(Task statement)
Extract the listing below in full, unchanged.

Data records:

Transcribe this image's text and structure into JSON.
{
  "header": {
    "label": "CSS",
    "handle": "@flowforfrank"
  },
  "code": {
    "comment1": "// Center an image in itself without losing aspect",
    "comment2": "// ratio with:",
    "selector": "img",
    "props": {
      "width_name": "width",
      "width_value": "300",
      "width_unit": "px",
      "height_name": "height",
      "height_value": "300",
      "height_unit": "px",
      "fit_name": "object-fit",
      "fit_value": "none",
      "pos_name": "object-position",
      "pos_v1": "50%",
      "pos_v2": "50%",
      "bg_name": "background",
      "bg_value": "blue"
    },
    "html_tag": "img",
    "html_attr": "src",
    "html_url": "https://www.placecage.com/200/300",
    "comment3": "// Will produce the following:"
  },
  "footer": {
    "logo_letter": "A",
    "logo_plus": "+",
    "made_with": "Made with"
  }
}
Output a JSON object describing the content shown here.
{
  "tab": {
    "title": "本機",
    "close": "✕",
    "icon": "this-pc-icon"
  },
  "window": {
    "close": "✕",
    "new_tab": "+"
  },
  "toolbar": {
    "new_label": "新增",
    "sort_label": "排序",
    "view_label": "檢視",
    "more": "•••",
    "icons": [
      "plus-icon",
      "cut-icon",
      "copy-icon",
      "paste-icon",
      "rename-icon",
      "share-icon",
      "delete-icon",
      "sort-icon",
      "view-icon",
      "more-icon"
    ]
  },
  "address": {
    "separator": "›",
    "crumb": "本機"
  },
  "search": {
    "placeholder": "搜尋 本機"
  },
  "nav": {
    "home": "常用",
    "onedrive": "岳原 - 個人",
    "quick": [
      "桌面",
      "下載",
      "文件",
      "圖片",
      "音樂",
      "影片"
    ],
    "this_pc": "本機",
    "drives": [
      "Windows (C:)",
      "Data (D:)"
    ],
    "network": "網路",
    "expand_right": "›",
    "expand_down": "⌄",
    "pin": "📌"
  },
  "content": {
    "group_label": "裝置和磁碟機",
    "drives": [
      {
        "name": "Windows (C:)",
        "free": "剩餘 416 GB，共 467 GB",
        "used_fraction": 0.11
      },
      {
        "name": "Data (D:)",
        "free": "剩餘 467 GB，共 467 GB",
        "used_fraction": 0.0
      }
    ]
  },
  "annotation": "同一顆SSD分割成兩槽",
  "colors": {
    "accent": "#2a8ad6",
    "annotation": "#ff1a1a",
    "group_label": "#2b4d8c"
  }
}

(Correct answer)
Transcribe this image's text and structure into JSON.
{
  "header": {
    "label": "CSS",
    "handle": "@flowforfrank"
  },
  "code": {
    "comment1": "// Center an image in itself without losing aspect",
    "comment2": "// ratio with:",
    "selector": "img",
    "props": {
      "width_name": "width",
      "width_value": "300",
      "width_unit": "px",
      "height_name": "height",
      "height_value": "300",
      "height_unit": "px",
      "fit_name": "object-fit",
      "fit_value": "none",
      "pos_name": "object-position",
      "pos_v1": "50%",
      "pos_v2": "50%",
      "bg_name": "background",
      "bg_value": "blue"
    },
    "html_tag": "img",
    "html_attr": "src",
    "html_url": "https://www.placecage.com/200/300",
    "comment3": "// Will produce the following:"
  },
  "footer": {
    "logo_letter": "A",
    "logo_plus": "+",
    "made_with": "Made with"
  }
}
Output a JSON object describing the content shown here.
{
  "tab": {
    "title": "本機",
    "close": "✕",
    "icon": "this-pc-icon"
  },
  "window": {
    "close": "✕",
    "new_tab": "+"
  },
  "toolbar": {
    "new_label": "新增",
    "sort_label": "排序",
    "view_label": "檢視",
    "more": "•••",
    "icons": [
      "plus-icon",
      "cut-icon",
      "copy-icon",
      "paste-icon",
      "rename-icon",
      "share-icon",
      "delete-icon",
      "sort-icon",
      "view-icon",
      "more-icon"
    ]
  },
  "address": {
    "separator": "›",
    "crumb": "本機"
  },
  "search": {
    "placeholder": "搜尋 本機"
  },
  "nav": {
    "home": "常用",
    "onedrive": "岳原 - 個人",
    "quick": [
      "桌面",
      "下載",
      "文件",
      "圖片",
      "音樂",
      "影片"
    ],
    "this_pc": "本機",
    "drives": [
      "Windows (C:)",
      "Data (D:)"
    ],
    "network": "網路",
    "expand_right": "›",
    "expand_down": "⌄",
    "pin": "📌"
  },
  "content": {
    "group_label": "裝置和磁碟機",
    "drives": [
      {
        "name": "Windows (C:)",
        "free": "剩餘 416 GB，共 467 GB",
        "used_fraction": 0.11
      },
      {
        "name": "Data (D:)",
        "free": "剩餘 467 GB，共 467 GB",
        "used_fraction": 0.0
      }
    ]
  },
  "annotation": "同一顆SSD分割成兩槽",
  "colors": {
    "accent": "#2a8ad6",
    "annotation": "#ff1a1a",
    "group_label": "#2b4d8c"
  }
}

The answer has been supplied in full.